_Task directions_
Tell how many lines in the data below hold the string "Emissions"; give nothing but the number.

_Material supplied_
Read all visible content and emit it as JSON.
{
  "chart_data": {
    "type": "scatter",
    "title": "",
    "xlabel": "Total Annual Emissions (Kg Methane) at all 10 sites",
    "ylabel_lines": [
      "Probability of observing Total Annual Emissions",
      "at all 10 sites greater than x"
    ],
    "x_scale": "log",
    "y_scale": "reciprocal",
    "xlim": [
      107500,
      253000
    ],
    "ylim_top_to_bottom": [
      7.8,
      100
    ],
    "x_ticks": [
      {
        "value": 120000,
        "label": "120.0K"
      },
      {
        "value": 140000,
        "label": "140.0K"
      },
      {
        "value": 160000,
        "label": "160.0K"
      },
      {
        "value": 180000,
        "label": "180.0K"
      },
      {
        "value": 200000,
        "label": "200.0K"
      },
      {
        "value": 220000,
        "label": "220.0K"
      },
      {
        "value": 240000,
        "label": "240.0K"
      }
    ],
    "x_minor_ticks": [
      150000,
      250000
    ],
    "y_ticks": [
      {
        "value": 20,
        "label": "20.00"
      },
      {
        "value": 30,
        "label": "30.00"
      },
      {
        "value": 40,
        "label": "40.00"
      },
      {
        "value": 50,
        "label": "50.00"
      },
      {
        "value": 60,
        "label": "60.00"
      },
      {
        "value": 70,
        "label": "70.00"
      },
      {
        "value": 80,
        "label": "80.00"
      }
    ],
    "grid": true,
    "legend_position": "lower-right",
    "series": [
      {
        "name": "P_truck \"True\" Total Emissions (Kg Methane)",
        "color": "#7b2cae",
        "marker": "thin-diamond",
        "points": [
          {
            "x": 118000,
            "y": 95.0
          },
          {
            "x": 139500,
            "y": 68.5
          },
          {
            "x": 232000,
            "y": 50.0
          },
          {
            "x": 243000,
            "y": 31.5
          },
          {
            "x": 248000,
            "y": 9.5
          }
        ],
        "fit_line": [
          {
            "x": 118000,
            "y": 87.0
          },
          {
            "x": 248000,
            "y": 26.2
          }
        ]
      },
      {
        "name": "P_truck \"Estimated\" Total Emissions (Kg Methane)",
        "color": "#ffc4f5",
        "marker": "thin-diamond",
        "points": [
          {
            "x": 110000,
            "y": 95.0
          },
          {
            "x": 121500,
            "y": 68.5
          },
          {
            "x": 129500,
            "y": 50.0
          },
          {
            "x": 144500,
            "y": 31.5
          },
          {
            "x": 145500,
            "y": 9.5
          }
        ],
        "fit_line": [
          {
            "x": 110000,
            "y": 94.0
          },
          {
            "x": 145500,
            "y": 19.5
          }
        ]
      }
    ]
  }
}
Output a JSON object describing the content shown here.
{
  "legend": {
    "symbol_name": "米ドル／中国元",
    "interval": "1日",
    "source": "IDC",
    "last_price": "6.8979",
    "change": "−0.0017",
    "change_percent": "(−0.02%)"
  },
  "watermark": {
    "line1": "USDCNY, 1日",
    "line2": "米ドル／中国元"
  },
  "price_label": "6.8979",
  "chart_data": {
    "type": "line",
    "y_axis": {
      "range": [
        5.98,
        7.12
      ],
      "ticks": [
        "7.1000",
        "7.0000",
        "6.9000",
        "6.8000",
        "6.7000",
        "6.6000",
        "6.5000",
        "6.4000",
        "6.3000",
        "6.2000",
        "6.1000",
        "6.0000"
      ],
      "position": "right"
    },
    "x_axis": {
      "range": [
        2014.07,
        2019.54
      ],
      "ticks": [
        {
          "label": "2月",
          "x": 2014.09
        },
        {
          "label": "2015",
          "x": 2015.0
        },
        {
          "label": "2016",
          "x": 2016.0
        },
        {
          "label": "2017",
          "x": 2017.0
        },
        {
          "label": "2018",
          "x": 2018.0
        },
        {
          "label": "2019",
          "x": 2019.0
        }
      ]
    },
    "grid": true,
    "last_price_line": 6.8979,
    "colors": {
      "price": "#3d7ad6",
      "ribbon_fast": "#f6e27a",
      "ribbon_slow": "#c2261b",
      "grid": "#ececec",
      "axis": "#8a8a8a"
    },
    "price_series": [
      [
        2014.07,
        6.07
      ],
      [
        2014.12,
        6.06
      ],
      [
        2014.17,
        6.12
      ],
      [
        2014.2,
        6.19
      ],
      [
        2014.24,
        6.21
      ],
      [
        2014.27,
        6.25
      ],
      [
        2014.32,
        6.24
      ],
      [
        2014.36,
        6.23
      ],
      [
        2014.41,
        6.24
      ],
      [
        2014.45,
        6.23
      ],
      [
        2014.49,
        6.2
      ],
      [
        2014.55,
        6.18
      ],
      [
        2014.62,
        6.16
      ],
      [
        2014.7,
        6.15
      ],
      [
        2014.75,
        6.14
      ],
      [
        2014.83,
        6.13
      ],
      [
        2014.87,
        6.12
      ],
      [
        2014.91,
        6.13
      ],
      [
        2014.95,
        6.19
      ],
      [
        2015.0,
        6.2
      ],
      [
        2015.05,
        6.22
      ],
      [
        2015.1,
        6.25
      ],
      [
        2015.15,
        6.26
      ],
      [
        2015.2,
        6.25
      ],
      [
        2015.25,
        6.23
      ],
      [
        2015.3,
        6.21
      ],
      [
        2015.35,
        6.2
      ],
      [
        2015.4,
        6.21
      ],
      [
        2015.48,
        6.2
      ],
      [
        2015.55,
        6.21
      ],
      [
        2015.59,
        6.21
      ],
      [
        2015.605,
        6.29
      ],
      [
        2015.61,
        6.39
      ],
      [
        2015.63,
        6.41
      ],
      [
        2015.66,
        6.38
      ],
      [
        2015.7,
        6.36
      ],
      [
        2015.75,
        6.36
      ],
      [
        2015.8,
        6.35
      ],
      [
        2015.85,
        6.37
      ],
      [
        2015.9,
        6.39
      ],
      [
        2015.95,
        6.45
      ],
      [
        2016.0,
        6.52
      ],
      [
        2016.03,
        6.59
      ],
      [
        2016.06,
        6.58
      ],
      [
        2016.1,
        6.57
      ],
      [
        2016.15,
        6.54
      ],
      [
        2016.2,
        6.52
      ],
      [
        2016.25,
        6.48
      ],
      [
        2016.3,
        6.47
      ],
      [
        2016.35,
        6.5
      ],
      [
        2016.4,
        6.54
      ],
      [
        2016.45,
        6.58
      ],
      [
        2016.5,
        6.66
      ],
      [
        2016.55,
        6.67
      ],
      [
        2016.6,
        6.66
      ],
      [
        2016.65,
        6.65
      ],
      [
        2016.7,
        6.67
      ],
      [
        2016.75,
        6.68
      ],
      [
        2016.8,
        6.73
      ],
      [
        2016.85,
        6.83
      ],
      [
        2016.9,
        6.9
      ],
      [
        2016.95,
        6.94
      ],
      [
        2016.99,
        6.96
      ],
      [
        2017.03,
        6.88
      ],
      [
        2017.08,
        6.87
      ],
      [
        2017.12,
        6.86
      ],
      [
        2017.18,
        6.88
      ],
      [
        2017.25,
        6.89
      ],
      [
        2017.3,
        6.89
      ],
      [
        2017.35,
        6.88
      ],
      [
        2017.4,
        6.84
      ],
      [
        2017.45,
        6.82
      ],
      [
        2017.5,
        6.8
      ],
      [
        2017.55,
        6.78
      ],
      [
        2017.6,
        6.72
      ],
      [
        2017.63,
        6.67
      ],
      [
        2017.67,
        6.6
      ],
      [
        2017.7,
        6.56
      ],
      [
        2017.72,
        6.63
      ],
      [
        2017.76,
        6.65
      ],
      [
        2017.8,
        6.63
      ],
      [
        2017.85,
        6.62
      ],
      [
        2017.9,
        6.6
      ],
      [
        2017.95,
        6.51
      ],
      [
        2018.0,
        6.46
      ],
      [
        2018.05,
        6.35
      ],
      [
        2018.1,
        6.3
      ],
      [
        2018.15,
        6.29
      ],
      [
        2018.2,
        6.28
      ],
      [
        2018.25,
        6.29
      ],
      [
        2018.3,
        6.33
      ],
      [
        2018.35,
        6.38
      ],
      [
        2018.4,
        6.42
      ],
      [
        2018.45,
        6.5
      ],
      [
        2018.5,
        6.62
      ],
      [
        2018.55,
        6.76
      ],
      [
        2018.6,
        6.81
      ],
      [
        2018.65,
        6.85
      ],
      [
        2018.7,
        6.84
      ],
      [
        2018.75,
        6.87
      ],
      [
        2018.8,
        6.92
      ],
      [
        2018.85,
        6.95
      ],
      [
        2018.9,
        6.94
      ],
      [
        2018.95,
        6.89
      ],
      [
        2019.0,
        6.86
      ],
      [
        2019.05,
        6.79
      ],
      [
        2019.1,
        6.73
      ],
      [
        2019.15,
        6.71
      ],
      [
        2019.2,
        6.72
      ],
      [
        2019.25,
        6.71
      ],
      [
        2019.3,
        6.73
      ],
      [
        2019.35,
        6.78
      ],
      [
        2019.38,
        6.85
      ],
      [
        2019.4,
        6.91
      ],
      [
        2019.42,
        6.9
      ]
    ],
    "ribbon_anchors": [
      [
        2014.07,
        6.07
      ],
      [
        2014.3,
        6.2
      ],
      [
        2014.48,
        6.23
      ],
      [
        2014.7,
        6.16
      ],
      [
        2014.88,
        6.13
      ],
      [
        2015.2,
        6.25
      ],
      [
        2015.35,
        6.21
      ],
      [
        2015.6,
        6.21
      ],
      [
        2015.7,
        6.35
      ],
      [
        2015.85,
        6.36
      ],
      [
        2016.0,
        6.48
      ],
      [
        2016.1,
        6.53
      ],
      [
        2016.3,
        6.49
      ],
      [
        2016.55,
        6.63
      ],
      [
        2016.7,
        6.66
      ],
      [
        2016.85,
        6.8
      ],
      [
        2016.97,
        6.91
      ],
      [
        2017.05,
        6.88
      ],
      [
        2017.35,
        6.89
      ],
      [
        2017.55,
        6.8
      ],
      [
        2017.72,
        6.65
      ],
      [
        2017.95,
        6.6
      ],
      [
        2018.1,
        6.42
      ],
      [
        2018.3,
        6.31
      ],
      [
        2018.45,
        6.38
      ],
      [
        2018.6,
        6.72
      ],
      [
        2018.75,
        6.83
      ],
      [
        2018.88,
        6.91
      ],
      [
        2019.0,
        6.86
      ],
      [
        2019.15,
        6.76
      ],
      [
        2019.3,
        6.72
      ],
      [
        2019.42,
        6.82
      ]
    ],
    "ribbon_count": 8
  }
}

_Result_
4